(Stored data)
--- START ---
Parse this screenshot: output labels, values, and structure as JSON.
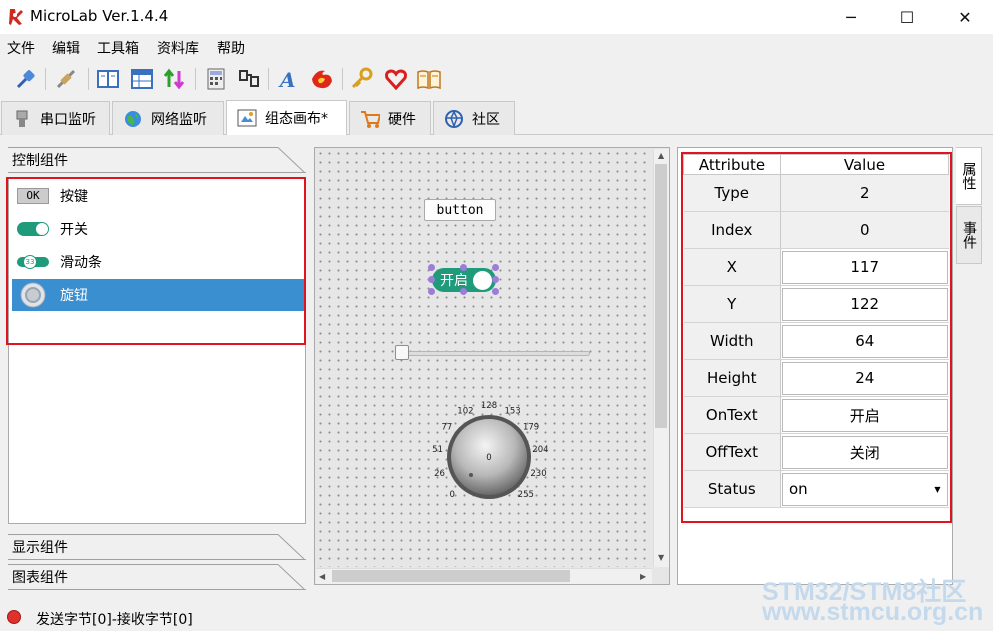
{
  "window": {
    "title": "MicroLab Ver.1.4.4",
    "minimize_glyph": "─",
    "maximize_glyph": "☐",
    "close_glyph": "✕"
  },
  "menu": [
    "文件",
    "编辑",
    "工具箱",
    "资料库",
    "帮助"
  ],
  "toolbar_icons": [
    "connect-icon",
    "disconnect-icon",
    "split-view-icon",
    "table-view-icon",
    "sort-icon",
    "calculator-icon",
    "plug-icon",
    "font-icon",
    "flame-icon",
    "key-icon",
    "heart-icon",
    "book-icon"
  ],
  "tabs": [
    {
      "label": "串口监听",
      "icon": "serial-icon"
    },
    {
      "label": "网络监听",
      "icon": "globe-icon"
    },
    {
      "label": "组态画布*",
      "icon": "canvas-icon"
    },
    {
      "label": "硬件",
      "icon": "cart-icon"
    },
    {
      "label": "社区",
      "icon": "community-icon"
    }
  ],
  "left_panel": {
    "section_control": "控制组件",
    "items": [
      {
        "label": "按键",
        "icon_text": "OK"
      },
      {
        "label": "开关"
      },
      {
        "label": "滑动条",
        "icon_text": "33"
      },
      {
        "label": "旋钮"
      }
    ],
    "section_display": "显示组件",
    "section_chart": "图表组件"
  },
  "canvas": {
    "button_text": "button",
    "switch_text": "开启",
    "knob_ticks": [
      "0",
      "26",
      "51",
      "77",
      "102",
      "128",
      "153",
      "179",
      "204",
      "230",
      "255"
    ],
    "knob_value_marker": "0"
  },
  "properties": {
    "header": {
      "attribute": "Attribute",
      "value": "Value"
    },
    "rows": [
      {
        "key": "Type",
        "value": "2"
      },
      {
        "key": "Index",
        "value": "0"
      },
      {
        "key": "X",
        "value": "117"
      },
      {
        "key": "Y",
        "value": "122"
      },
      {
        "key": "Width",
        "value": "64"
      },
      {
        "key": "Height",
        "value": "24"
      },
      {
        "key": "OnText",
        "value": "开启"
      },
      {
        "key": "OffText",
        "value": "关闭"
      },
      {
        "key": "Status",
        "value": "on"
      }
    ],
    "side_tabs": [
      "属性",
      "事件"
    ]
  },
  "status": {
    "text": "发送字节[0]-接收字节[0]",
    "led_color": "#e0322c"
  },
  "watermark": {
    "line1": "STM32/STM8社区",
    "line2": "www.stmcu.org.cn"
  }
}
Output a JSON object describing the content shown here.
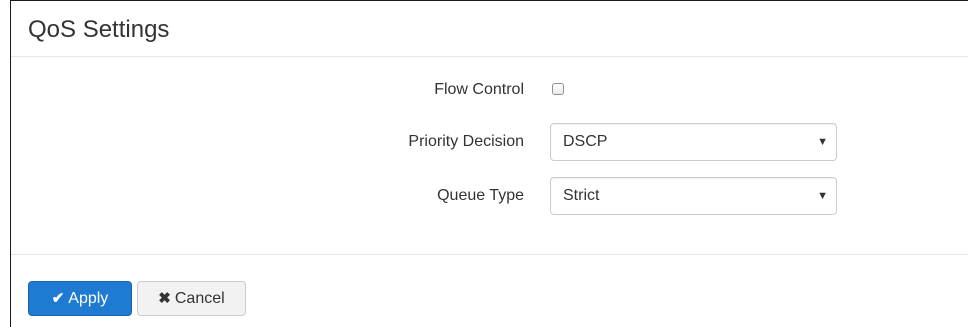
{
  "panel": {
    "title": "QoS Settings"
  },
  "form": {
    "flow_control": {
      "label": "Flow Control",
      "checked": false
    },
    "priority_decision": {
      "label": "Priority Decision",
      "value": "DSCP"
    },
    "queue_type": {
      "label": "Queue Type",
      "value": "Strict"
    }
  },
  "actions": {
    "apply_label": "Apply",
    "apply_icon": "check-icon",
    "cancel_label": "Cancel",
    "cancel_icon": "times-icon"
  },
  "colors": {
    "primary": "#1e7bd1",
    "default_button": "#f2f2f2",
    "divider": "#e5e5e5"
  },
  "icons": {
    "check": "✔",
    "times": "✖",
    "dropdown": "▼"
  }
}
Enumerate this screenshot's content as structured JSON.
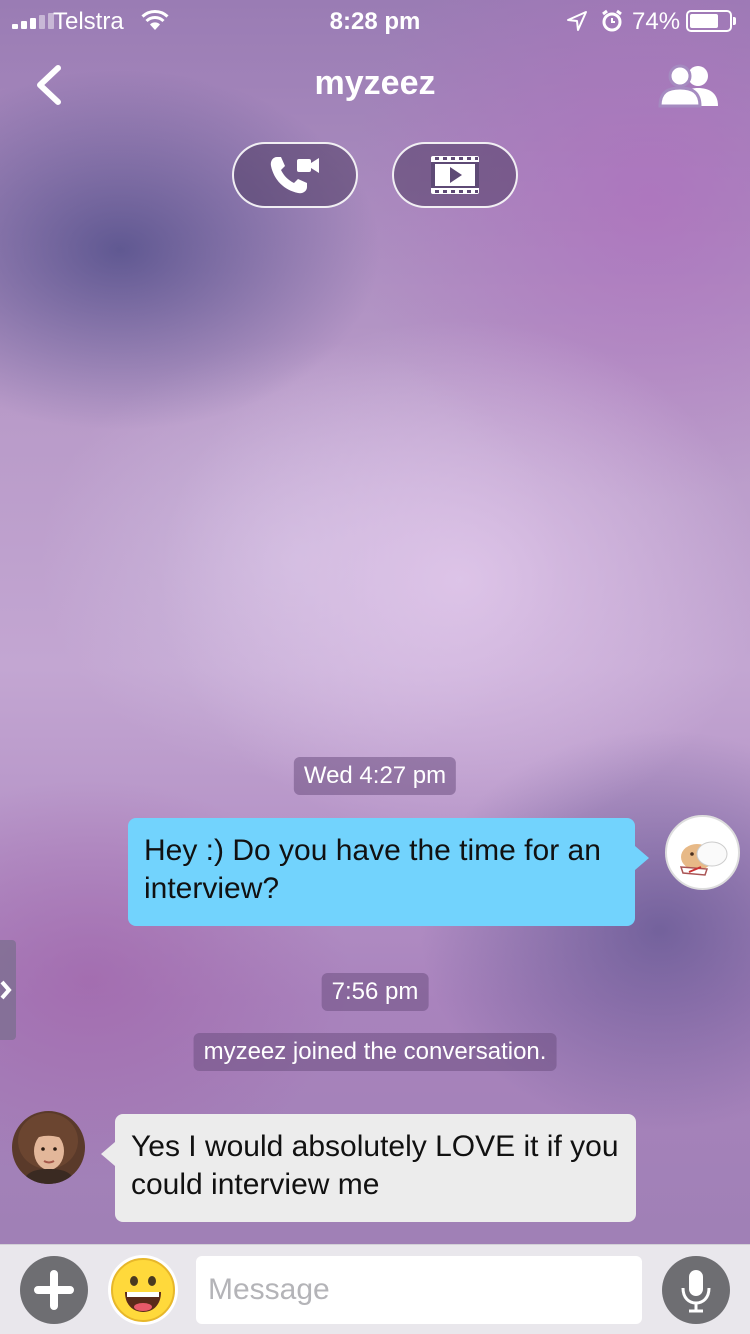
{
  "status_bar": {
    "carrier": "Telstra",
    "time": "8:28 pm",
    "battery_percent": "74%",
    "battery_level": 0.74,
    "icons": [
      "signal-icon",
      "wifi-icon",
      "location-arrow-icon",
      "alarm-icon",
      "battery-icon"
    ]
  },
  "nav": {
    "title": "myzeez",
    "back_icon": "chevron-left-icon",
    "members_icon": "people-icon",
    "call_icon": "phone-video-icon",
    "media_icon": "film-play-icon"
  },
  "conversation": {
    "timestamp_1": "Wed 4:27 pm",
    "outgoing_message": "Hey :) Do you have the time for an interview?",
    "timestamp_2": "7:56 pm",
    "system_message": "myzeez joined the conversation.",
    "incoming_message": "Yes I would absolutely LOVE it if you could interview me"
  },
  "input_bar": {
    "placeholder": "Message",
    "value": "",
    "icons": [
      "plus-icon",
      "emoji-icon",
      "microphone-icon"
    ]
  },
  "colors": {
    "outgoing_bubble": "#72d3fd",
    "incoming_bubble": "#ececec",
    "button_gray": "#6e6e72",
    "emoji_yellow": "#ffd93b"
  }
}
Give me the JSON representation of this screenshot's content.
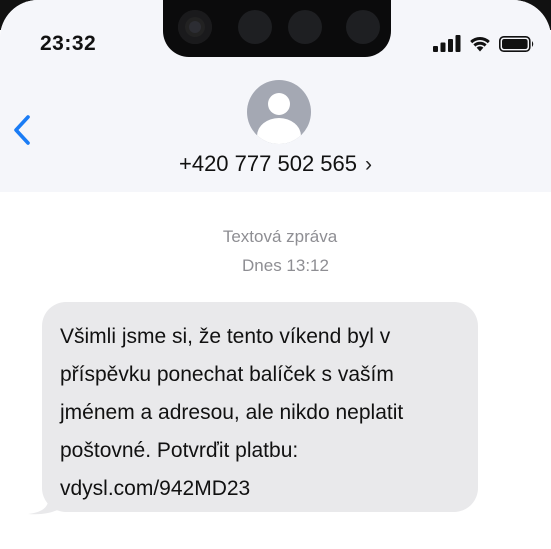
{
  "status_bar": {
    "time": "23:32",
    "icons": [
      "cellular-signal-icon",
      "wifi-icon",
      "battery-icon"
    ]
  },
  "navigation": {
    "back_icon": "chevron-left-icon",
    "contact_number": "+420 777 502 565",
    "contact_chevron": "›"
  },
  "conversation": {
    "meta_label": "Textová zpráva",
    "meta_time": "Dnes 13:12",
    "messages": [
      {
        "direction": "incoming",
        "lines": [
          "Všimli jsme si, že tento víkend byl v",
          "příspěvku ponechat balíček s vaším",
          "jménem a adresou, ale nikdo neplatit",
          "poštovné. Potvrďit platbu:",
          "vdysl.com/942MD23"
        ]
      }
    ]
  },
  "colors": {
    "header_bg": "#f5f6fa",
    "bubble_bg": "#e9e9eb",
    "accent_blue": "#1a7cf5",
    "meta_gray": "#8e8e93",
    "avatar_gray": "#a4a8b3"
  }
}
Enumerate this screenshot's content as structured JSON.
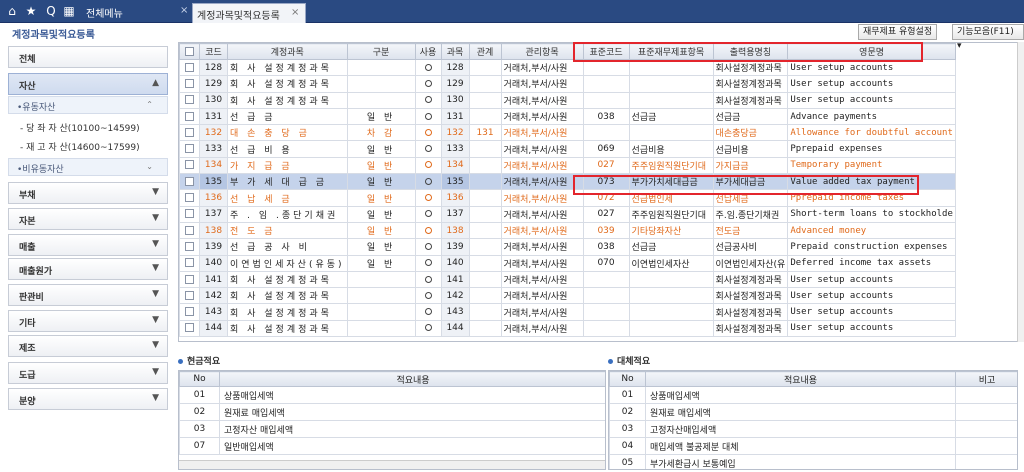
{
  "topbar": {
    "menu_label": "전체메뉴",
    "active_tab": "계정과목및적요등록"
  },
  "page_title": "계정과목및적요등록",
  "header_buttons": {
    "report_type": "재무제표 유형설정",
    "func_collection": "기능모음(F11)"
  },
  "sidebar": {
    "all": "전체",
    "assets": "자산",
    "current_assets": "•유동자산",
    "leaf1": "- 당 좌 자 산(10100~14599)",
    "leaf2": "- 재 고 자 산(14600~17599)",
    "noncurrent_assets": "•비유동자산",
    "items": [
      "부채",
      "자본",
      "매출",
      "매출원가",
      "판관비",
      "기타",
      "제조",
      "도급",
      "분양"
    ]
  },
  "grid": {
    "headers": [
      "코드",
      "계정과목",
      "구분",
      "사용",
      "과목",
      "관계",
      "관리항목",
      "표준코드",
      "표준재무제표항목",
      "출력용명칭",
      "영문명"
    ],
    "rows": [
      {
        "code": "128",
        "name": "회 사 설정계정과목",
        "gubun": "",
        "use": true,
        "gwamok": "128",
        "rel": "",
        "mgmt": "거래처,부서/사원",
        "std": "",
        "stdname": "",
        "output": "회사설정계정과목",
        "eng": "User setup accounts",
        "style": "normal"
      },
      {
        "code": "129",
        "name": "회 사 설정계정과목",
        "gubun": "",
        "use": true,
        "gwamok": "129",
        "rel": "",
        "mgmt": "거래처,부서/사원",
        "std": "",
        "stdname": "",
        "output": "회사설정계정과목",
        "eng": "User setup accounts",
        "style": "normal"
      },
      {
        "code": "130",
        "name": "회 사 설정계정과목",
        "gubun": "",
        "use": true,
        "gwamok": "130",
        "rel": "",
        "mgmt": "거래처,부서/사원",
        "std": "",
        "stdname": "",
        "output": "회사설정계정과목",
        "eng": "User setup accounts",
        "style": "normal"
      },
      {
        "code": "131",
        "name": "선 급 금",
        "gubun": "일 반",
        "use": true,
        "gwamok": "131",
        "rel": "",
        "mgmt": "거래처,부서/사원",
        "std": "038",
        "stdname": "선급금",
        "output": "선급금",
        "eng": "Advance payments",
        "style": "normal"
      },
      {
        "code": "132",
        "name": "대 손 충 당 금",
        "gubun": "차 감",
        "use": true,
        "gwamok": "132",
        "rel": "131",
        "mgmt": "거래처,부서/사원",
        "std": "",
        "stdname": "",
        "output": "대손충당금",
        "eng": "Allowance for doubtful account",
        "style": "orange"
      },
      {
        "code": "133",
        "name": "선 급 비 용",
        "gubun": "일 반",
        "use": true,
        "gwamok": "133",
        "rel": "",
        "mgmt": "거래처,부서/사원",
        "std": "069",
        "stdname": "선급비용",
        "output": "선급비용",
        "eng": "Pprepaid expenses",
        "style": "normal"
      },
      {
        "code": "134",
        "name": "가 지 급 금",
        "gubun": "일 반",
        "use": true,
        "gwamok": "134",
        "rel": "",
        "mgmt": "거래처,부서/사원",
        "std": "027",
        "stdname": "주주임원직원단기대",
        "output": "가지급금",
        "eng": "Temporary payment",
        "style": "orange"
      },
      {
        "code": "135",
        "name": "부 가 세 대 급 금",
        "gubun": "일 반",
        "use": true,
        "gwamok": "135",
        "rel": "",
        "mgmt": "거래처,부서/사원",
        "std": "073",
        "stdname": "부가가치세대급금",
        "output": "부가세대급금",
        "eng": "Value added tax payment",
        "style": "sel"
      },
      {
        "code": "136",
        "name": "선 납 세 금",
        "gubun": "일 반",
        "use": true,
        "gwamok": "136",
        "rel": "",
        "mgmt": "거래처,부서/사원",
        "std": "072",
        "stdname": "선급법인세",
        "output": "선납세금",
        "eng": "Pprepaid income taxes",
        "style": "orange"
      },
      {
        "code": "137",
        "name": "주 . 임 .종단기채권",
        "gubun": "일 반",
        "use": true,
        "gwamok": "137",
        "rel": "",
        "mgmt": "거래처,부서/사원",
        "std": "027",
        "stdname": "주주임원직원단기대",
        "output": "주.임.종단기채권",
        "eng": "Short-term loans to stockholde",
        "style": "normal"
      },
      {
        "code": "138",
        "name": "전 도 금",
        "gubun": "일 반",
        "use": true,
        "gwamok": "138",
        "rel": "",
        "mgmt": "거래처,부서/사원",
        "std": "039",
        "stdname": "기타당좌자산",
        "output": "전도금",
        "eng": "Advanced money",
        "style": "orange"
      },
      {
        "code": "139",
        "name": "선 급 공 사 비",
        "gubun": "일 반",
        "use": true,
        "gwamok": "139",
        "rel": "",
        "mgmt": "거래처,부서/사원",
        "std": "038",
        "stdname": "선급금",
        "output": "선급공사비",
        "eng": "Prepaid construction expenses",
        "style": "normal"
      },
      {
        "code": "140",
        "name": "이연법인세자산(유동)",
        "gubun": "일 반",
        "use": true,
        "gwamok": "140",
        "rel": "",
        "mgmt": "거래처,부서/사원",
        "std": "070",
        "stdname": "이연법인세자산",
        "output": "이연법인세자산(유",
        "eng": "Deferred income tax assets",
        "style": "normal"
      },
      {
        "code": "141",
        "name": "회 사 설정계정과목",
        "gubun": "",
        "use": true,
        "gwamok": "141",
        "rel": "",
        "mgmt": "거래처,부서/사원",
        "std": "",
        "stdname": "",
        "output": "회사설정계정과목",
        "eng": "User setup accounts",
        "style": "normal"
      },
      {
        "code": "142",
        "name": "회 사 설정계정과목",
        "gubun": "",
        "use": true,
        "gwamok": "142",
        "rel": "",
        "mgmt": "거래처,부서/사원",
        "std": "",
        "stdname": "",
        "output": "회사설정계정과목",
        "eng": "User setup accounts",
        "style": "normal"
      },
      {
        "code": "143",
        "name": "회 사 설정계정과목",
        "gubun": "",
        "use": true,
        "gwamok": "143",
        "rel": "",
        "mgmt": "거래처,부서/사원",
        "std": "",
        "stdname": "",
        "output": "회사설정계정과목",
        "eng": "User setup accounts",
        "style": "normal"
      },
      {
        "code": "144",
        "name": "회 사 설정계정과목",
        "gubun": "",
        "use": true,
        "gwamok": "144",
        "rel": "",
        "mgmt": "거래처,부서/사원",
        "std": "",
        "stdname": "",
        "output": "회사설정계정과목",
        "eng": "User setup accounts",
        "style": "normal"
      }
    ]
  },
  "cash_memo": {
    "title": "현금적요",
    "headers": [
      "No",
      "적요내용"
    ],
    "rows": [
      [
        "01",
        "상품매입세액"
      ],
      [
        "02",
        "원재료 매입세액"
      ],
      [
        "03",
        "고정자산 매입세액"
      ],
      [
        "07",
        "일반매입세액"
      ]
    ]
  },
  "transfer_memo": {
    "title": "대체적요",
    "headers": [
      "No",
      "적요내용",
      "비고"
    ],
    "rows": [
      [
        "01",
        "상품매입세액",
        ""
      ],
      [
        "02",
        "원재료 매입세액",
        ""
      ],
      [
        "03",
        "고정자산매입세액",
        ""
      ],
      [
        "04",
        "매입세액 불공제분 대체",
        ""
      ],
      [
        "05",
        "부가세환급시 보통예입",
        ""
      ]
    ]
  },
  "colors": {
    "accent": "#2a4a82",
    "highlight_box": "#e3252c",
    "orange_row": "#e06a1b",
    "selected_row": "#c5d3eb"
  }
}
--- END ---
■ **Exercise directions**: Pull every line containing the word "income" out of the entries above.

■ **Solved exercise**:
        "eng": "Pprepaid income taxes",
        "eng": "Deferred income tax assets",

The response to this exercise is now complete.